Work instructions: Please write out the material below exactly as given.

(Data items)

--

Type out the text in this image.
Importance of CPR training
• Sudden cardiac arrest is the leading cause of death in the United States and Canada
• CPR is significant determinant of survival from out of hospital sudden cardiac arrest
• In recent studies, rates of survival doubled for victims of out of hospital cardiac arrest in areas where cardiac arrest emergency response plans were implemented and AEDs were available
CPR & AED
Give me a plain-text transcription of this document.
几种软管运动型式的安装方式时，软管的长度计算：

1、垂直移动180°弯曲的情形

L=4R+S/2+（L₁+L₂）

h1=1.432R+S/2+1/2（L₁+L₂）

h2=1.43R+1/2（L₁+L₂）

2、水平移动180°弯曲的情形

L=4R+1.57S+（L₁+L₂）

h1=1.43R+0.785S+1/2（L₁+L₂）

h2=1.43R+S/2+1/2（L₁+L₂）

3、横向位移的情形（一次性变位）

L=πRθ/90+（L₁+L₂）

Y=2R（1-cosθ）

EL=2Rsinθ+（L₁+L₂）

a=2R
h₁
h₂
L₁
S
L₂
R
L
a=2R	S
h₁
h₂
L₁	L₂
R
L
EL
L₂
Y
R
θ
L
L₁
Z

--

Response below:
Type out the text in this image.
Importance of CPR training
• Sudden cardiac arrest is the leading cause of death in the United States and Canada
• CPR is significant determinant of survival from out of hospital sudden cardiac arrest
• In recent studies, rates of survival doubled for victims of out of hospital cardiac arrest in areas where cardiac arrest emergency response plans were implemented and AEDs were available
CPR & AED
Give me a plain-text transcription of this document.
几种软管运动型式的安装方式时，软管的长度计算：

1、垂直移动180°弯曲的情形

L=4R+S/2+（L₁+L₂）

h1=1.432R+S/2+1/2（L₁+L₂）

h2=1.43R+1/2（L₁+L₂）

2、水平移动180°弯曲的情形

L=4R+1.57S+（L₁+L₂）

h1=1.43R+0.785S+1/2（L₁+L₂）

h2=1.43R+S/2+1/2（L₁+L₂）

3、横向位移的情形（一次性变位）

L=πRθ/90+（L₁+L₂）

Y=2R（1-cosθ）

EL=2Rsinθ+（L₁+L₂）

a=2R
h₁
h₂
L₁
S
L₂
R
L
a=2R	S
h₁
h₂
L₁	L₂
R
L
EL
L₂
Y
R
θ
L
L₁
Z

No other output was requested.